To be done
Your task is to output all the records below, word for word.

Dataset
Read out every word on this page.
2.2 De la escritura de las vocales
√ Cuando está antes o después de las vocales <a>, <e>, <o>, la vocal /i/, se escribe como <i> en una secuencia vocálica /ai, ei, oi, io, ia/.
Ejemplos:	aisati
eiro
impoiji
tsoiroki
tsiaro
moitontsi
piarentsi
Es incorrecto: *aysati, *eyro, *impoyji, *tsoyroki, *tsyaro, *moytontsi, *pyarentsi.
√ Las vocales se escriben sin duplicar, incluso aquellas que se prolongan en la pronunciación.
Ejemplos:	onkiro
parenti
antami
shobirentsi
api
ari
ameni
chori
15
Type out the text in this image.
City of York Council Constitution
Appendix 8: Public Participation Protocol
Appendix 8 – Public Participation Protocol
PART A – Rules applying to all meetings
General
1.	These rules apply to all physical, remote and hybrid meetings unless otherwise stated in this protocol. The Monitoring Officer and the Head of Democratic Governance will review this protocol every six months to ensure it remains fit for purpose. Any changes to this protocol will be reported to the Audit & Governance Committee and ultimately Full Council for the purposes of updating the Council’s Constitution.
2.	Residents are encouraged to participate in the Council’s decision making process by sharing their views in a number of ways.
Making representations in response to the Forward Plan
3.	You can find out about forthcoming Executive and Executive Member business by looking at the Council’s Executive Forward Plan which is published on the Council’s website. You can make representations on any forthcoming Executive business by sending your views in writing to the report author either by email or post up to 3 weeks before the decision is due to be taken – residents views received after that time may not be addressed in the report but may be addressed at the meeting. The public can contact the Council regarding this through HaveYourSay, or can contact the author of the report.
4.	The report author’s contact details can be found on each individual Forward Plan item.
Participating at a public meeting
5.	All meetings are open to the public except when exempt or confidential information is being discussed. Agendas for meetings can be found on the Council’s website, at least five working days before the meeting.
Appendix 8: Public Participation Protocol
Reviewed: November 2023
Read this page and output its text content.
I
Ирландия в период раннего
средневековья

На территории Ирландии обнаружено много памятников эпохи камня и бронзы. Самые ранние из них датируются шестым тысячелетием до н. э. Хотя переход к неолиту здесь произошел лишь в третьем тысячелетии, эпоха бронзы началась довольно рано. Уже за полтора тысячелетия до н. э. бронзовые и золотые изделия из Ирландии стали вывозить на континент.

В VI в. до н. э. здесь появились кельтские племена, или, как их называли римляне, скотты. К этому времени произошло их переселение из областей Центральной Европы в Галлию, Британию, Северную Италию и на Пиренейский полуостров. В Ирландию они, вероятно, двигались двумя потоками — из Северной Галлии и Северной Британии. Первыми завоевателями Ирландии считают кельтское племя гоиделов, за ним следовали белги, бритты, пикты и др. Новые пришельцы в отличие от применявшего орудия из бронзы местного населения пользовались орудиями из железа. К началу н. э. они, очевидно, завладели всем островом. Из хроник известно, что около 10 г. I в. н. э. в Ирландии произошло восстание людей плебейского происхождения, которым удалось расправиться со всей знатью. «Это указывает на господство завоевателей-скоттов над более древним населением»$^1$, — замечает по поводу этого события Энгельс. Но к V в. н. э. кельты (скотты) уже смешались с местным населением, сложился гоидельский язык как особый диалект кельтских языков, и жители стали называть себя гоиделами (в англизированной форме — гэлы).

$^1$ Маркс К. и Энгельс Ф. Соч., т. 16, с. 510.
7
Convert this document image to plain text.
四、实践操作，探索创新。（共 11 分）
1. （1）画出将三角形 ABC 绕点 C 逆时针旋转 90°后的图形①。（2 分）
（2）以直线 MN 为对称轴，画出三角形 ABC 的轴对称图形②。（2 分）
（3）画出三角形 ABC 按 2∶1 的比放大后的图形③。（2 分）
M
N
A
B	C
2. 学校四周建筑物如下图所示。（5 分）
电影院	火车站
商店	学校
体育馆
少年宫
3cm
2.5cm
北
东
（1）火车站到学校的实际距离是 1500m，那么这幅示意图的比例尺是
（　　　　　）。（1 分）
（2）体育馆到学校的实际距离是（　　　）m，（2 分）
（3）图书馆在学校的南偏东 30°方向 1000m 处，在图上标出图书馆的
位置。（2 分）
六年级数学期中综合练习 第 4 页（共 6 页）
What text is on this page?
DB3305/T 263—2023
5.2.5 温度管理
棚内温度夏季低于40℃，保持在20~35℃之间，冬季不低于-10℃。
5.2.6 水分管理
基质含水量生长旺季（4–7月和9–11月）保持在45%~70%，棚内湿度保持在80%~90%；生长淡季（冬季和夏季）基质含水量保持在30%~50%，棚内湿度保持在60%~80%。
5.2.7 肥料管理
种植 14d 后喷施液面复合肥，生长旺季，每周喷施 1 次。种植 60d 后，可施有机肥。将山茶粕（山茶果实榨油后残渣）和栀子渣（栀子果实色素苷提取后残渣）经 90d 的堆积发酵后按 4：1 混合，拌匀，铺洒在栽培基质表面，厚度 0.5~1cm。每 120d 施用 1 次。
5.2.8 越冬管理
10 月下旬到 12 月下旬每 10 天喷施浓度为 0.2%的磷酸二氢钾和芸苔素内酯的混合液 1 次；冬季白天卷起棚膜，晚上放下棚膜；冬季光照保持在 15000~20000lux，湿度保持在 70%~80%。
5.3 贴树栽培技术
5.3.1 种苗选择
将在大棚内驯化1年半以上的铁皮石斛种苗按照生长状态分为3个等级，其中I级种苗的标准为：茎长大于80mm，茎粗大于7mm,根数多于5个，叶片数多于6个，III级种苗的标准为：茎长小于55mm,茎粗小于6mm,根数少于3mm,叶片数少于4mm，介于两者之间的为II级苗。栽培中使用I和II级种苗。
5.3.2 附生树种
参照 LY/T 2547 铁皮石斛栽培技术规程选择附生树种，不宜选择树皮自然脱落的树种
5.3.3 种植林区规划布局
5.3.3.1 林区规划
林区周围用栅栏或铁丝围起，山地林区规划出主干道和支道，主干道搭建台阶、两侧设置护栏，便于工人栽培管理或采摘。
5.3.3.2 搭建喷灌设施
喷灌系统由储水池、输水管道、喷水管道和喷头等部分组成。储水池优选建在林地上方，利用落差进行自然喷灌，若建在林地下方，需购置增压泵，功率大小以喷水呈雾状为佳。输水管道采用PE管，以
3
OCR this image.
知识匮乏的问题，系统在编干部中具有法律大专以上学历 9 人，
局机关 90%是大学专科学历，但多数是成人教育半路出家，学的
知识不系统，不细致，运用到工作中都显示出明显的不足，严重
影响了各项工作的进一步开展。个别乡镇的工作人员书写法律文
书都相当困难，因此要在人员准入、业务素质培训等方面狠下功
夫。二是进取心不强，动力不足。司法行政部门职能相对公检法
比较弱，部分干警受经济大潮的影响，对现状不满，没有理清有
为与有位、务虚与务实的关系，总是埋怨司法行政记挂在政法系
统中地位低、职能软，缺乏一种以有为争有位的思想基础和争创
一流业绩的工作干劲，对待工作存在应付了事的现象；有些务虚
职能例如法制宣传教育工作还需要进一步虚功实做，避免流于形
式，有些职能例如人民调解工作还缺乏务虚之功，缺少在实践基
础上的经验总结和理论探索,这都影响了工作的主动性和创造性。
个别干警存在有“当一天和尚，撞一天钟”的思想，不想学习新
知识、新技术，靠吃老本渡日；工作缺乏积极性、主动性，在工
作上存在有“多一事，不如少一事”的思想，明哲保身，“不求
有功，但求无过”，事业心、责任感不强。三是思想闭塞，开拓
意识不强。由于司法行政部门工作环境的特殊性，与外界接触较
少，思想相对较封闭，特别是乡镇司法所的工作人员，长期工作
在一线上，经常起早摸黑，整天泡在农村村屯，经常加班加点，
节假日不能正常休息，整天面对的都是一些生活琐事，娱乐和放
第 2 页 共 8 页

Answer
Read out every word on this page.
2.2 De la escritura de las vocales
√ Cuando está antes o después de las vocales <a>, <e>, <o>, la vocal /i/, se escribe como <i> en una secuencia vocálica /ai, ei, oi, io, ia/.
Ejemplos:	aisati
eiro
impoiji
tsoiroki
tsiaro
moitontsi
piarentsi
Es incorrecto: *aysati, *eyro, *impoyji, *tsoyroki, *tsyaro, *moytontsi, *pyarentsi.
√ Las vocales se escriben sin duplicar, incluso aquellas que se prolongan en la pronunciación.
Ejemplos:	onkiro
parenti
antami
shobirentsi
api
ari
ameni
chori
15
Type out the text in this image.
City of York Council Constitution
Appendix 8: Public Participation Protocol
Appendix 8 – Public Participation Protocol
PART A – Rules applying to all meetings
General
1.	These rules apply to all physical, remote and hybrid meetings unless otherwise stated in this protocol. The Monitoring Officer and the Head of Democratic Governance will review this protocol every six months to ensure it remains fit for purpose. Any changes to this protocol will be reported to the Audit & Governance Committee and ultimately Full Council for the purposes of updating the Council’s Constitution.
2.	Residents are encouraged to participate in the Council’s decision making process by sharing their views in a number of ways.
Making representations in response to the Forward Plan
3.	You can find out about forthcoming Executive and Executive Member business by looking at the Council’s Executive Forward Plan which is published on the Council’s website. You can make representations on any forthcoming Executive business by sending your views in writing to the report author either by email or post up to 3 weeks before the decision is due to be taken – residents views received after that time may not be addressed in the report but may be addressed at the meeting. The public can contact the Council regarding this through HaveYourSay, or can contact the author of the report.
4.	The report author’s contact details can be found on each individual Forward Plan item.
Participating at a public meeting
5.	All meetings are open to the public except when exempt or confidential information is being discussed. Agendas for meetings can be found on the Council’s website, at least five working days before the meeting.
Appendix 8: Public Participation Protocol
Reviewed: November 2023
Read this page and output its text content.
I
Ирландия в период раннего
средневековья

На территории Ирландии обнаружено много памятников эпохи камня и бронзы. Самые ранние из них датируются шестым тысячелетием до н. э. Хотя переход к неолиту здесь произошел лишь в третьем тысячелетии, эпоха бронзы началась довольно рано. Уже за полтора тысячелетия до н. э. бронзовые и золотые изделия из Ирландии стали вывозить на континент.

В VI в. до н. э. здесь появились кельтские племена, или, как их называли римляне, скотты. К этому времени произошло их переселение из областей Центральной Европы в Галлию, Британию, Северную Италию и на Пиренейский полуостров. В Ирландию они, вероятно, двигались двумя потоками — из Северной Галлии и Северной Британии. Первыми завоевателями Ирландии считают кельтское племя гоиделов, за ним следовали белги, бритты, пикты и др. Новые пришельцы в отличие от применявшего орудия из бронзы местного населения пользовались орудиями из железа. К началу н. э. они, очевидно, завладели всем островом. Из хроник известно, что около 10 г. I в. н. э. в Ирландии произошло восстание людей плебейского происхождения, которым удалось расправиться со всей знатью. «Это указывает на господство завоевателей-скоттов над более древним населением»$^1$, — замечает по поводу этого события Энгельс. Но к V в. н. э. кельты (скотты) уже смешались с местным населением, сложился гоидельский язык как особый диалект кельтских языков, и жители стали называть себя гоиделами (в англизированной форме — гэлы).

$^1$ Маркс К. и Энгельс Ф. Соч., т. 16, с. 510.
7
Convert this document image to plain text.
四、实践操作，探索创新。（共 11 分）
1. （1）画出将三角形 ABC 绕点 C 逆时针旋转 90°后的图形①。（2 分）
（2）以直线 MN 为对称轴，画出三角形 ABC 的轴对称图形②。（2 分）
（3）画出三角形 ABC 按 2∶1 的比放大后的图形③。（2 分）
M
N
A
B	C
2. 学校四周建筑物如下图所示。（5 分）
电影院	火车站
商店	学校
体育馆
少年宫
3cm
2.5cm
北
东
（1）火车站到学校的实际距离是 1500m，那么这幅示意图的比例尺是
（　　　　　）。（1 分）
（2）体育馆到学校的实际距离是（　　　）m，（2 分）
（3）图书馆在学校的南偏东 30°方向 1000m 处，在图上标出图书馆的
位置。（2 分）
六年级数学期中综合练习 第 4 页（共 6 页）
What text is on this page?
DB3305/T 263—2023
5.2.5 温度管理
棚内温度夏季低于40℃，保持在20~35℃之间，冬季不低于-10℃。
5.2.6 水分管理
基质含水量生长旺季（4–7月和9–11月）保持在45%~70%，棚内湿度保持在80%~90%；生长淡季（冬季和夏季）基质含水量保持在30%~50%，棚内湿度保持在60%~80%。
5.2.7 肥料管理
种植 14d 后喷施液面复合肥，生长旺季，每周喷施 1 次。种植 60d 后，可施有机肥。将山茶粕（山茶果实榨油后残渣）和栀子渣（栀子果实色素苷提取后残渣）经 90d 的堆积发酵后按 4：1 混合，拌匀，铺洒在栽培基质表面，厚度 0.5~1cm。每 120d 施用 1 次。
5.2.8 越冬管理
10 月下旬到 12 月下旬每 10 天喷施浓度为 0.2%的磷酸二氢钾和芸苔素内酯的混合液 1 次；冬季白天卷起棚膜，晚上放下棚膜；冬季光照保持在 15000~20000lux，湿度保持在 70%~80%。
5.3 贴树栽培技术
5.3.1 种苗选择
将在大棚内驯化1年半以上的铁皮石斛种苗按照生长状态分为3个等级，其中I级种苗的标准为：茎长大于80mm，茎粗大于7mm,根数多于5个，叶片数多于6个，III级种苗的标准为：茎长小于55mm,茎粗小于6mm,根数少于3mm,叶片数少于4mm，介于两者之间的为II级苗。栽培中使用I和II级种苗。
5.3.2 附生树种
参照 LY/T 2547 铁皮石斛栽培技术规程选择附生树种，不宜选择树皮自然脱落的树种
5.3.3 种植林区规划布局
5.3.3.1 林区规划
林区周围用栅栏或铁丝围起，山地林区规划出主干道和支道，主干道搭建台阶、两侧设置护栏，便于工人栽培管理或采摘。
5.3.3.2 搭建喷灌设施
喷灌系统由储水池、输水管道、喷水管道和喷头等部分组成。储水池优选建在林地上方，利用落差进行自然喷灌，若建在林地下方，需购置增压泵，功率大小以喷水呈雾状为佳。输水管道采用PE管，以
3
OCR this image.
知识匮乏的问题，系统在编干部中具有法律大专以上学历 9 人，
局机关 90%是大学专科学历，但多数是成人教育半路出家，学的
知识不系统，不细致，运用到工作中都显示出明显的不足，严重
影响了各项工作的进一步开展。个别乡镇的工作人员书写法律文
书都相当困难，因此要在人员准入、业务素质培训等方面狠下功
夫。二是进取心不强，动力不足。司法行政部门职能相对公检法
比较弱，部分干警受经济大潮的影响，对现状不满，没有理清有
为与有位、务虚与务实的关系，总是埋怨司法行政记挂在政法系
统中地位低、职能软，缺乏一种以有为争有位的思想基础和争创
一流业绩的工作干劲，对待工作存在应付了事的现象；有些务虚
职能例如法制宣传教育工作还需要进一步虚功实做，避免流于形
式，有些职能例如人民调解工作还缺乏务虚之功，缺少在实践基
础上的经验总结和理论探索,这都影响了工作的主动性和创造性。
个别干警存在有“当一天和尚，撞一天钟”的思想，不想学习新
知识、新技术，靠吃老本渡日；工作缺乏积极性、主动性，在工
作上存在有“多一事，不如少一事”的思想，明哲保身，“不求
有功，但求无过”，事业心、责任感不强。三是思想闭塞，开拓
意识不强。由于司法行政部门工作环境的特殊性，与外界接触较
少，思想相对较封闭，特别是乡镇司法所的工作人员，长期工作
在一线上，经常起早摸黑，整天泡在农村村屯，经常加班加点，
节假日不能正常休息，整天面对的都是一些生活琐事，娱乐和放
第 2 页 共 8 页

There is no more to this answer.